Stated task >> Say how many lines include the word "УСЛУГАМ". Reply with nothing but the number.

Data listing >>
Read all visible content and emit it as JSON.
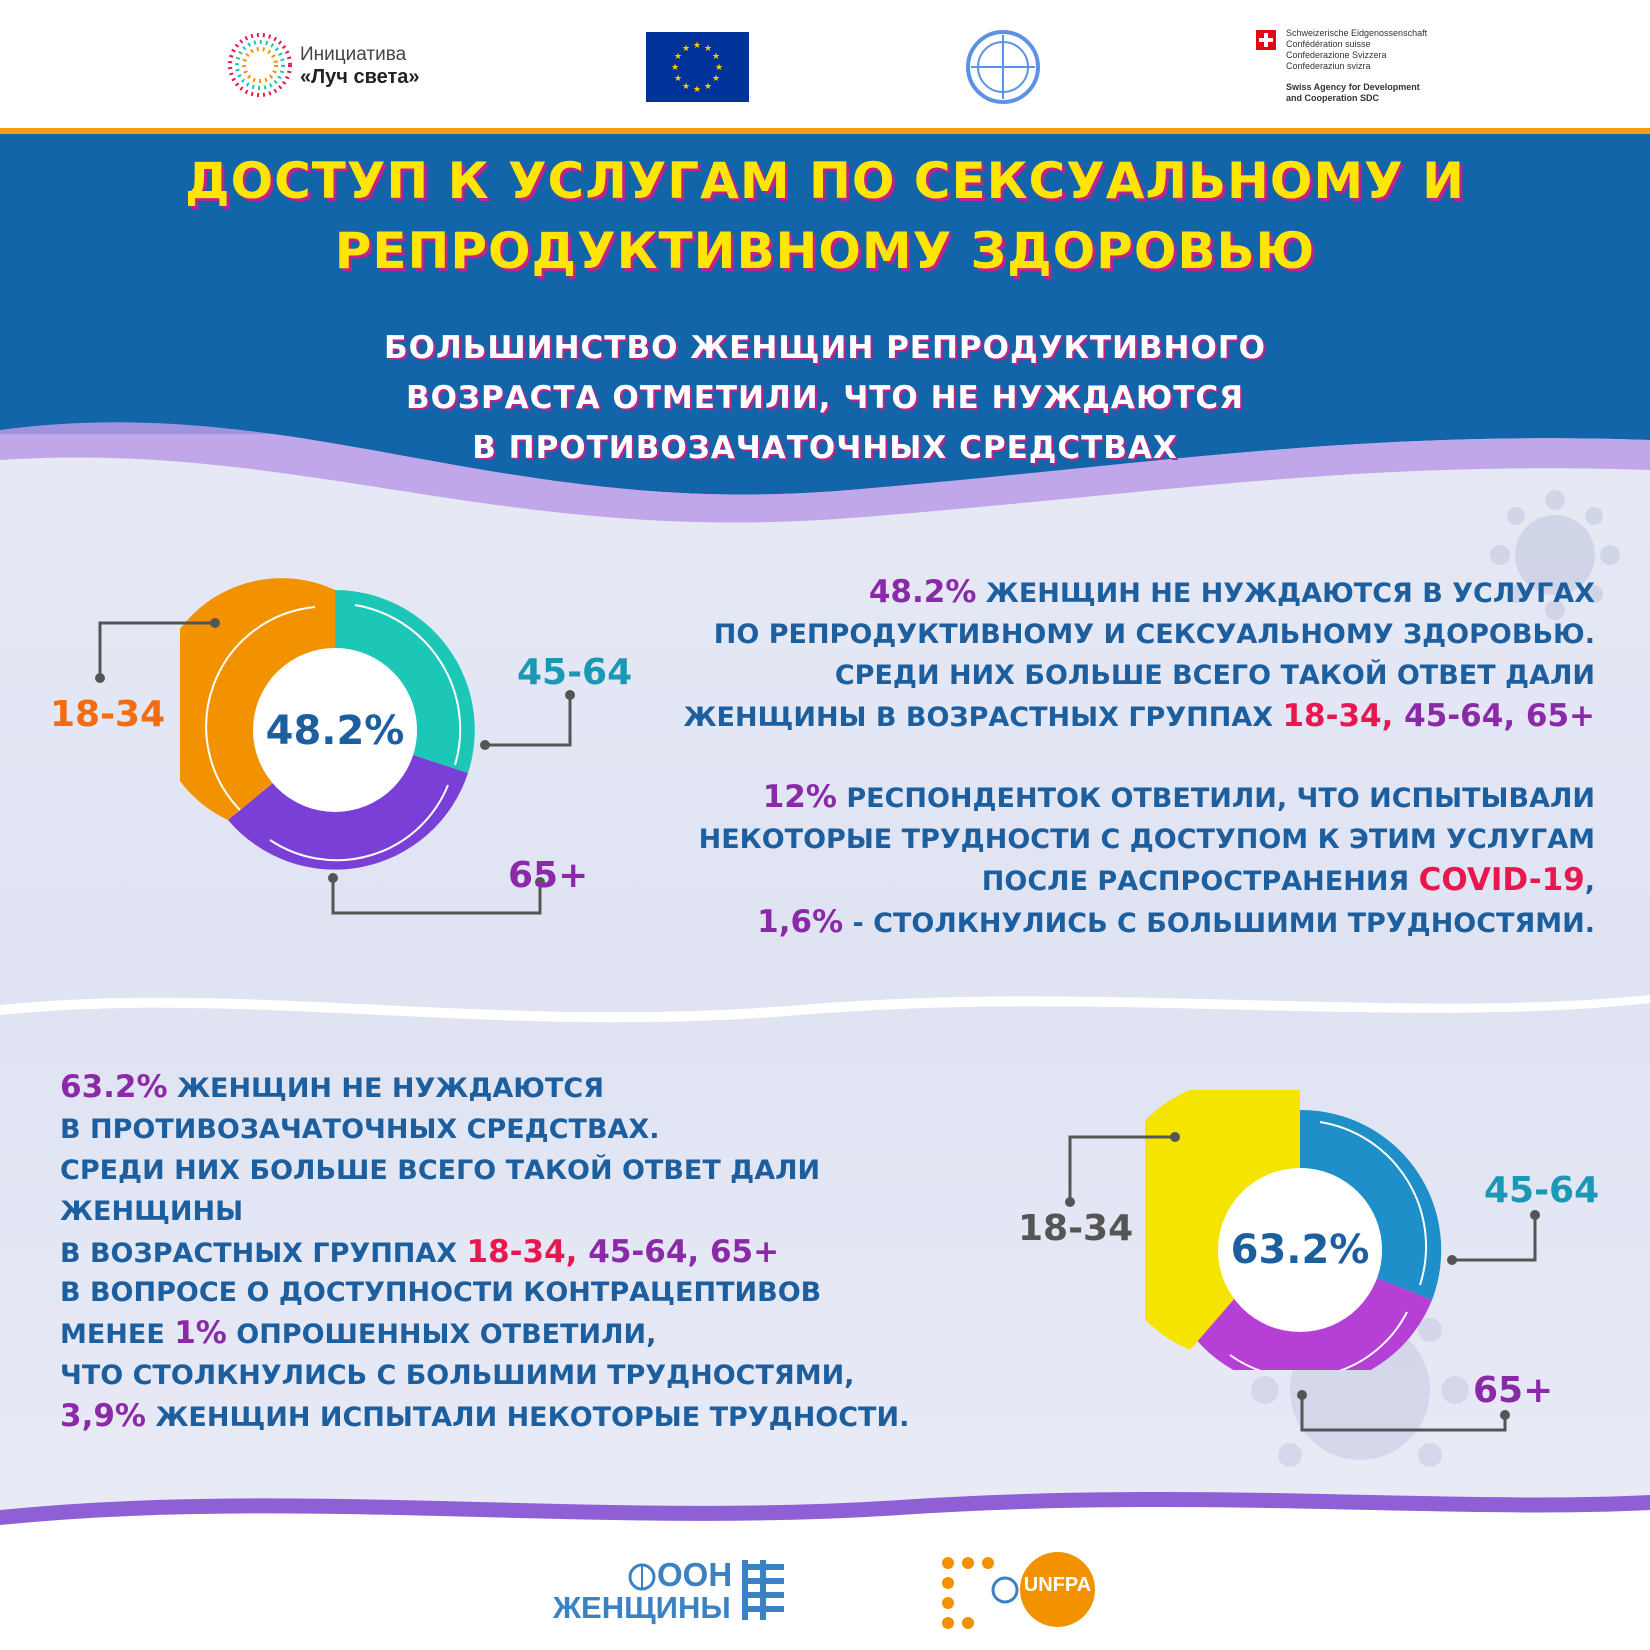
{
  "logos": {
    "luch_line1": "Инициатива",
    "luch_line2": "«Луч света»",
    "swiss_lines": [
      "Schweizerische Eidgenossenschaft",
      "Confédération suisse",
      "Confederazione Svizzera",
      "Confederaziun svizra"
    ],
    "sdc_lines": [
      "Swiss Agency for Development",
      "and Cooperation SDC"
    ],
    "un_women_line1": "ООН",
    "un_women_line2": "ЖЕНЩИНЫ",
    "unfpa": "UNFPA"
  },
  "header": {
    "title_line1": "ДОСТУП К УСЛУГАМ ПО СЕКСУАЛЬНОМУ И",
    "title_line2": "РЕПРОДУКТИВНОМУ ЗДОРОВЬЮ",
    "subtitle_line1": "БОЛЬШИНСТВО ЖЕНЩИН РЕПРОДУКТИВНОГО",
    "subtitle_line2": "ВОЗРАСТА ОТМЕТИЛИ, ЧТО НЕ НУЖДАЮТСЯ",
    "subtitle_line3": "В ПРОТИВОЗАЧАТОЧНЫХ СРЕДСТВАХ"
  },
  "section1": {
    "donut_center": "48.2%",
    "label_18_34": "18-34",
    "label_45_64": "45-64",
    "label_65": "65+",
    "p1_pct": "48.2%",
    "p1_l1": " ЖЕНЩИН НЕ НУЖДАЮТСЯ В УСЛУГАХ",
    "p1_l2": "ПО РЕПРОДУКТИВНОМУ И СЕКСУАЛЬНОМУ ЗДОРОВЬЮ.",
    "p1_l3": "СРЕДИ НИХ БОЛЬШЕ ВСЕГО ТАКОЙ ОТВЕТ ДАЛИ",
    "p1_l4": "ЖЕНЩИНЫ В ВОЗРАСТНЫХ ГРУППАХ ",
    "p1_g1": "18-34,",
    "p1_g2": " 45-64, 65+",
    "p2_pct": "12%",
    "p2_l1": " РЕСПОНДЕНТОК ОТВЕТИЛИ, ЧТО ИСПЫТЫВАЛИ",
    "p2_l2": "НЕКОТОРЫЕ ТРУДНОСТИ С ДОСТУПОМ К ЭТИМ УСЛУГАМ",
    "p2_l3": "ПОСЛЕ РАСПРОСТРАНЕНИЯ ",
    "p2_covid": "COVID-19",
    "p2_comma": ",",
    "p2_pct2": "1,6%",
    "p2_l4": " - СТОЛКНУЛИСЬ С БОЛЬШИМИ ТРУДНОСТЯМИ."
  },
  "section2": {
    "donut_center": "63.2%",
    "label_18_34": "18-34",
    "label_45_64": "45-64",
    "label_65": "65+",
    "p1_pct": "63.2%",
    "p1_l1": " ЖЕНЩИН НЕ НУЖДАЮТСЯ",
    "p1_l2": "В ПРОТИВОЗАЧАТОЧНЫХ СРЕДСТВАХ.",
    "p1_l3": "СРЕДИ НИХ БОЛЬШЕ ВСЕГО ТАКОЙ ОТВЕТ ДАЛИ ЖЕНЩИНЫ",
    "p1_l4": "В ВОЗРАСТНЫХ ГРУППАХ ",
    "p1_g1": "18-34,",
    "p1_g2": " 45-64, 65+",
    "p2_l1": "В ВОПРОСЕ О ДОСТУПНОСТИ КОНТРАЦЕПТИВОВ",
    "p2_l2a": "МЕНЕЕ ",
    "p2_pct": "1%",
    "p2_l2b": " ОПРОШЕННЫХ ОТВЕТИЛИ,",
    "p2_l3": "ЧТО СТОЛКНУЛИСЬ С БОЛЬШИМИ ТРУДНОСТЯМИ,",
    "p2_pct2": "3,9%",
    "p2_l4": " ЖЕНЩИН ИСПЫТАЛИ НЕКОТОРЫЕ ТРУДНОСТИ."
  },
  "colors": {
    "header_blue": "#1265a8",
    "title_yellow": "#ffe600",
    "text_blue": "#1d5f9e",
    "accent_purple": "#8b2aa8",
    "accent_red": "#e8184f",
    "orange": "#f39200",
    "teal": "#1cc7b8",
    "violet": "#7a3fd6",
    "yellow": "#f5e400",
    "blue": "#1e8fc8",
    "magenta": "#b63fd6"
  }
}
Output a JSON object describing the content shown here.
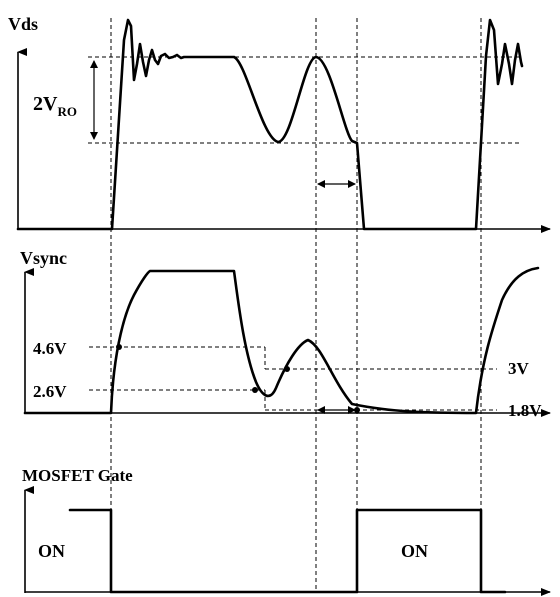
{
  "panels": {
    "vds": {
      "label": "Vds",
      "ann_2v_main": "2V",
      "ann_2v_sub": "RO"
    },
    "vsync": {
      "label": "Vsync",
      "levels": {
        "l1": "4.6V",
        "l2": "2.6V",
        "l3": "3V",
        "l4": "1.8V"
      }
    },
    "gate": {
      "label": "MOSFET Gate",
      "on_left": "ON",
      "on_right": "ON"
    }
  }
}
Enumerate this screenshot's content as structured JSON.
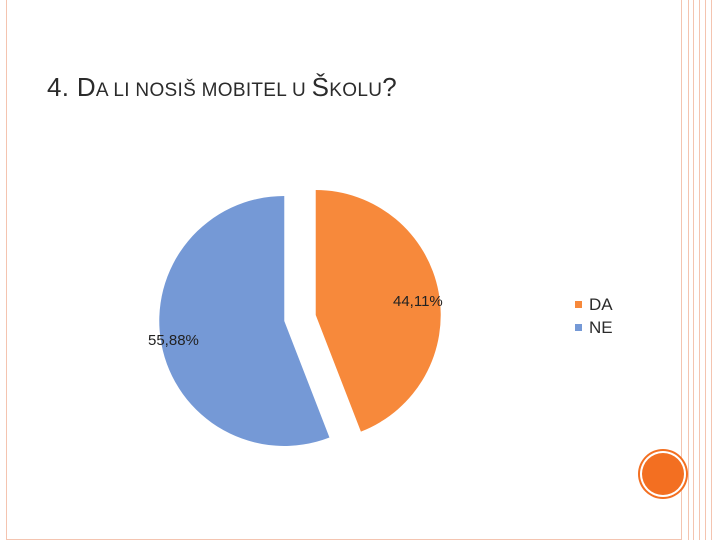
{
  "title": {
    "prefix": "4. ",
    "runs": [
      {
        "cap": "D",
        "rest": "A"
      },
      {
        "cap": "",
        "rest": " LI NOSIŠ MOBITEL U "
      },
      {
        "cap": "Š",
        "rest": "KOLU"
      },
      {
        "cap": "?",
        "rest": ""
      }
    ]
  },
  "colors": {
    "da": "#f7893b",
    "ne": "#7599d6",
    "accent": "#f36f21",
    "border": "#f4c4b0"
  },
  "chart_data": {
    "type": "pie",
    "title": "4. DA LI NOSIŠ MOBITEL U ŠKOLU?",
    "exploded": true,
    "legend_position": "right",
    "slices": [
      {
        "name": "DA",
        "value": 44.11,
        "label": "44,11%"
      },
      {
        "name": "NE",
        "value": 55.88,
        "label": "55,88%"
      }
    ]
  }
}
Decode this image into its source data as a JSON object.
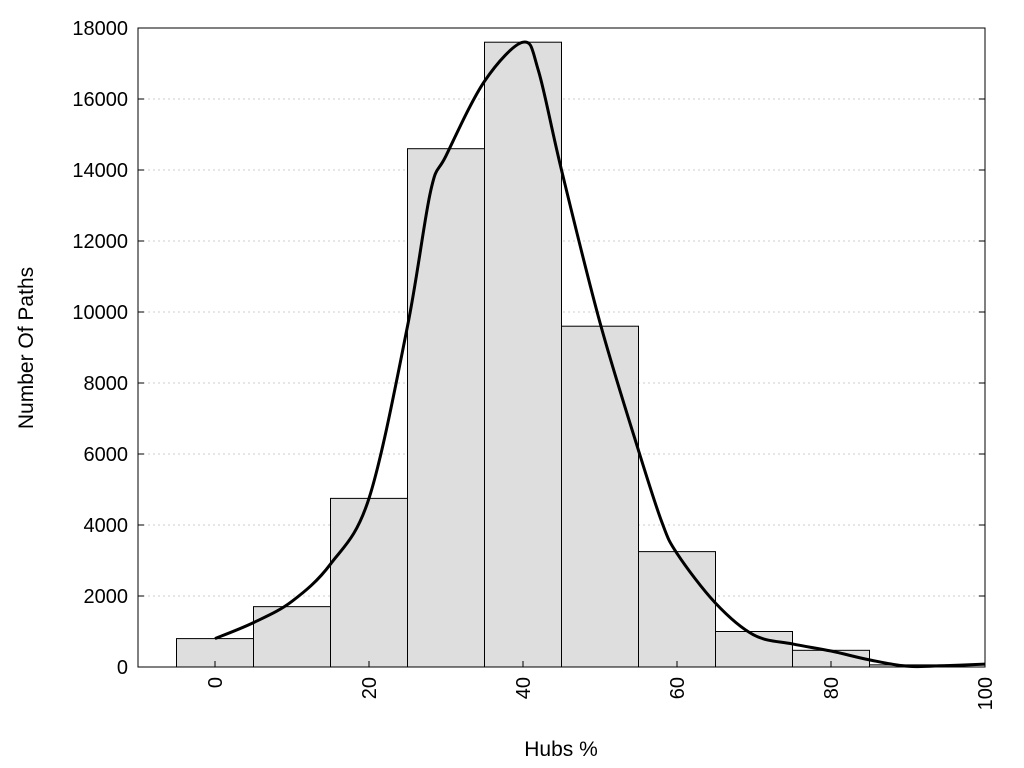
{
  "chart_data": {
    "type": "bar",
    "xlabel": "Hubs %",
    "ylabel": "Number Of Paths",
    "xlim": [
      -10,
      100
    ],
    "ylim": [
      0,
      18000
    ],
    "x_ticks": [
      0,
      20,
      40,
      60,
      80,
      100
    ],
    "y_ticks": [
      0,
      2000,
      4000,
      6000,
      8000,
      10000,
      12000,
      14000,
      16000,
      18000
    ],
    "grid": "horizontal dotted",
    "bin_width": 10,
    "bins": [
      {
        "center": 0,
        "value": 800
      },
      {
        "center": 10,
        "value": 1700
      },
      {
        "center": 20,
        "value": 4750
      },
      {
        "center": 30,
        "value": 14600
      },
      {
        "center": 40,
        "value": 17600
      },
      {
        "center": 50,
        "value": 9600
      },
      {
        "center": 60,
        "value": 3250
      },
      {
        "center": 70,
        "value": 1000
      },
      {
        "center": 80,
        "value": 470
      },
      {
        "center": 90,
        "value": 60
      }
    ],
    "density_curve": {
      "x": [
        0,
        5,
        10,
        15,
        20,
        25,
        28,
        30,
        35,
        40,
        42,
        45,
        50,
        55,
        58,
        60,
        65,
        70,
        75,
        80,
        85,
        90,
        95,
        100
      ],
      "y": [
        800,
        1250,
        1850,
        2900,
        4750,
        9600,
        13400,
        14400,
        16500,
        17600,
        16800,
        14000,
        9700,
        6100,
        4100,
        3200,
        1800,
        900,
        650,
        450,
        200,
        20,
        40,
        80
      ]
    },
    "colors": {
      "bar_fill": "#dedede",
      "bar_stroke": "#000000",
      "curve": "#000000",
      "grid": "#cccccc"
    }
  }
}
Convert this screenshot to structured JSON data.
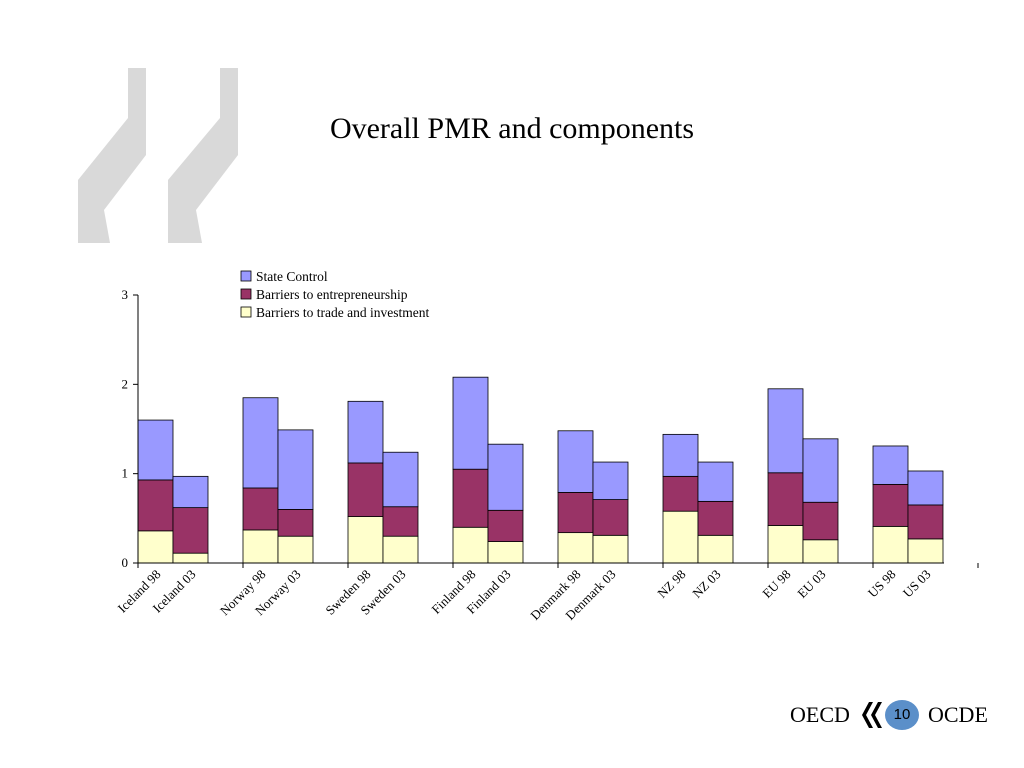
{
  "slide": {
    "title": "Overall PMR and components"
  },
  "footer": {
    "left_text": "OECD",
    "right_text": "OCDE",
    "page_number": "10"
  },
  "icons": {
    "watermark": "quote-mark-icon",
    "footer_logo": "oecd-logo-icon"
  },
  "colors": {
    "state_control": "#9999ff",
    "barriers_entrepreneurship": "#993366",
    "barriers_trade": "#ffffcc",
    "watermark": "#d9d9d9"
  },
  "chart_data": {
    "type": "bar",
    "stacked": true,
    "title": "",
    "xlabel": "",
    "ylabel": "",
    "ylim": [
      0,
      3
    ],
    "yticks": [
      0,
      1,
      2,
      3
    ],
    "legend_position": "top-center",
    "grid": false,
    "categories": [
      "Iceland 98",
      "Iceland 03",
      "Norway 98",
      "Norway 03",
      "Sweden 98",
      "Sweden 03",
      "Finland 98",
      "Finland 03",
      "Denmark 98",
      "Denmark 03",
      "NZ 98",
      "NZ 03",
      "EU 98",
      "EU 03",
      "US 98",
      "US 03"
    ],
    "series": [
      {
        "name": "Barriers to trade and investment",
        "color": "#ffffcc",
        "values": [
          0.36,
          0.11,
          0.37,
          0.3,
          0.52,
          0.3,
          0.4,
          0.24,
          0.34,
          0.31,
          0.58,
          0.31,
          0.42,
          0.26,
          0.41,
          0.27
        ]
      },
      {
        "name": "Barriers to entrepreneurship",
        "color": "#993366",
        "values": [
          0.57,
          0.51,
          0.47,
          0.3,
          0.6,
          0.33,
          0.65,
          0.35,
          0.45,
          0.4,
          0.39,
          0.38,
          0.59,
          0.42,
          0.47,
          0.38
        ]
      },
      {
        "name": "State Control",
        "color": "#9999ff",
        "values": [
          0.67,
          0.35,
          1.01,
          0.89,
          0.69,
          0.61,
          1.03,
          0.74,
          0.69,
          0.42,
          0.47,
          0.44,
          0.94,
          0.71,
          0.43,
          0.38
        ]
      }
    ],
    "legend_order": [
      "State Control",
      "Barriers to entrepreneurship",
      "Barriers to trade and investment"
    ]
  }
}
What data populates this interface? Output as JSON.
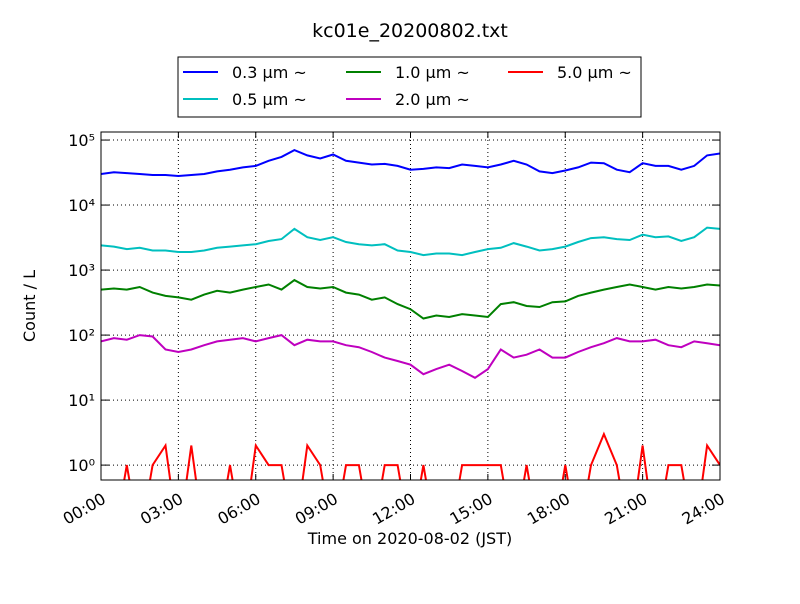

Finished answer >> 2